TASK REQUIREMENTS:
Print the entries that appear below, exactly as written and without their pictures.

--- START RECORDED DATA ---

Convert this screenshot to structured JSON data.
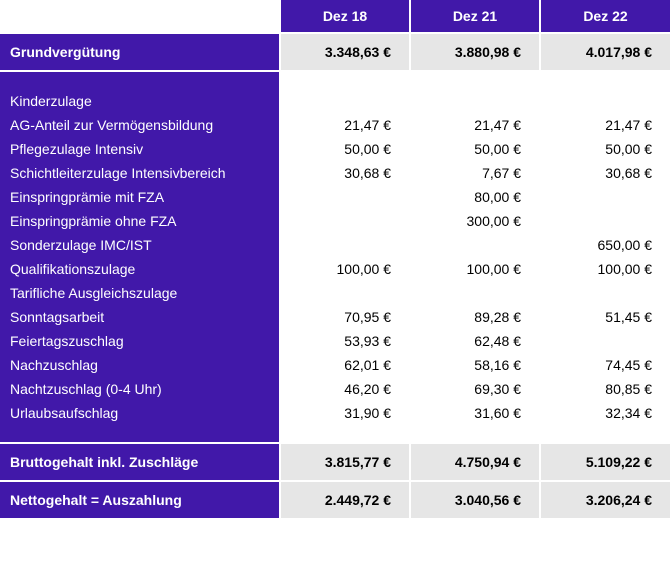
{
  "columns": [
    "Dez 18",
    "Dez 21",
    "Dez 22"
  ],
  "grund": {
    "label": "Grundvergütung",
    "values": [
      "3.348,63 €",
      "3.880,98 €",
      "4.017,98 €"
    ]
  },
  "rows": [
    {
      "label": "Kinderzulage",
      "values": [
        "",
        "",
        ""
      ]
    },
    {
      "label": "AG-Anteil zur Vermögensbildung",
      "values": [
        "21,47 €",
        "21,47 €",
        "21,47 €"
      ]
    },
    {
      "label": "Pflegezulage Intensiv",
      "values": [
        "50,00 €",
        "50,00 €",
        "50,00 €"
      ]
    },
    {
      "label": "Schichtleiterzulage Intensivbereich",
      "values": [
        "30,68 €",
        "7,67 €",
        "30,68 €"
      ]
    },
    {
      "label": "Einspringprämie mit FZA",
      "values": [
        "",
        "80,00 €",
        ""
      ]
    },
    {
      "label": "Einspringprämie ohne FZA",
      "values": [
        "",
        "300,00 €",
        ""
      ]
    },
    {
      "label": "Sonderzulage IMC/IST",
      "values": [
        "",
        "",
        "650,00 €"
      ]
    },
    {
      "label": "Qualifikationszulage",
      "values": [
        "100,00 €",
        "100,00 €",
        "100,00 €"
      ]
    },
    {
      "label": "Tarifliche Ausgleichszulage",
      "values": [
        "",
        "",
        ""
      ]
    },
    {
      "label": "Sonntagsarbeit",
      "values": [
        "70,95 €",
        "89,28 €",
        "51,45 €"
      ]
    },
    {
      "label": "Feiertagszuschlag",
      "values": [
        "53,93 €",
        "62,48 €",
        ""
      ]
    },
    {
      "label": "Nachzuschlag",
      "values": [
        "62,01 €",
        "58,16 €",
        "74,45 €"
      ]
    },
    {
      "label": "Nachtzuschlag (0-4 Uhr)",
      "values": [
        "46,20 €",
        "69,30 €",
        "80,85 €"
      ]
    },
    {
      "label": "Urlaubsaufschlag",
      "values": [
        "31,90 €",
        "31,60 €",
        "32,34 €"
      ]
    }
  ],
  "brutto": {
    "label": "Bruttogehalt inkl. Zuschläge",
    "values": [
      "3.815,77 €",
      "4.750,94 €",
      "5.109,22 €"
    ]
  },
  "netto": {
    "label": "Nettogehalt = Auszahlung",
    "values": [
      "2.449,72 €",
      "3.040,56 €",
      "3.206,24 €"
    ]
  },
  "colors": {
    "purple": "#4118a9",
    "grey": "#e6e6e6",
    "white": "#ffffff",
    "text_dark": "#000000"
  }
}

--- END RECORDED DATA ---

IN RESPONSE:
Convert this screenshot to structured JSON data.
{
  "columns": [
    "Dez 18",
    "Dez 21",
    "Dez 22"
  ],
  "grund": {
    "label": "Grundvergütung",
    "values": [
      "3.348,63 €",
      "3.880,98 €",
      "4.017,98 €"
    ]
  },
  "rows": [
    {
      "label": "Kinderzulage",
      "values": [
        "",
        "",
        ""
      ]
    },
    {
      "label": "AG-Anteil zur Vermögensbildung",
      "values": [
        "21,47 €",
        "21,47 €",
        "21,47 €"
      ]
    },
    {
      "label": "Pflegezulage Intensiv",
      "values": [
        "50,00 €",
        "50,00 €",
        "50,00 €"
      ]
    },
    {
      "label": "Schichtleiterzulage Intensivbereich",
      "values": [
        "30,68 €",
        "7,67 €",
        "30,68 €"
      ]
    },
    {
      "label": "Einspringprämie mit FZA",
      "values": [
        "",
        "80,00 €",
        ""
      ]
    },
    {
      "label": "Einspringprämie ohne FZA",
      "values": [
        "",
        "300,00 €",
        ""
      ]
    },
    {
      "label": "Sonderzulage IMC/IST",
      "values": [
        "",
        "",
        "650,00 €"
      ]
    },
    {
      "label": "Qualifikationszulage",
      "values": [
        "100,00 €",
        "100,00 €",
        "100,00 €"
      ]
    },
    {
      "label": "Tarifliche Ausgleichszulage",
      "values": [
        "",
        "",
        ""
      ]
    },
    {
      "label": "Sonntagsarbeit",
      "values": [
        "70,95 €",
        "89,28 €",
        "51,45 €"
      ]
    },
    {
      "label": "Feiertagszuschlag",
      "values": [
        "53,93 €",
        "62,48 €",
        ""
      ]
    },
    {
      "label": "Nachzuschlag",
      "values": [
        "62,01 €",
        "58,16 €",
        "74,45 €"
      ]
    },
    {
      "label": "Nachtzuschlag (0-4 Uhr)",
      "values": [
        "46,20 €",
        "69,30 €",
        "80,85 €"
      ]
    },
    {
      "label": "Urlaubsaufschlag",
      "values": [
        "31,90 €",
        "31,60 €",
        "32,34 €"
      ]
    }
  ],
  "brutto": {
    "label": "Bruttogehalt inkl. Zuschläge",
    "values": [
      "3.815,77 €",
      "4.750,94 €",
      "5.109,22 €"
    ]
  },
  "netto": {
    "label": "Nettogehalt = Auszahlung",
    "values": [
      "2.449,72 €",
      "3.040,56 €",
      "3.206,24 €"
    ]
  },
  "colors": {
    "purple": "#4118a9",
    "grey": "#e6e6e6",
    "white": "#ffffff",
    "text_dark": "#000000"
  }
}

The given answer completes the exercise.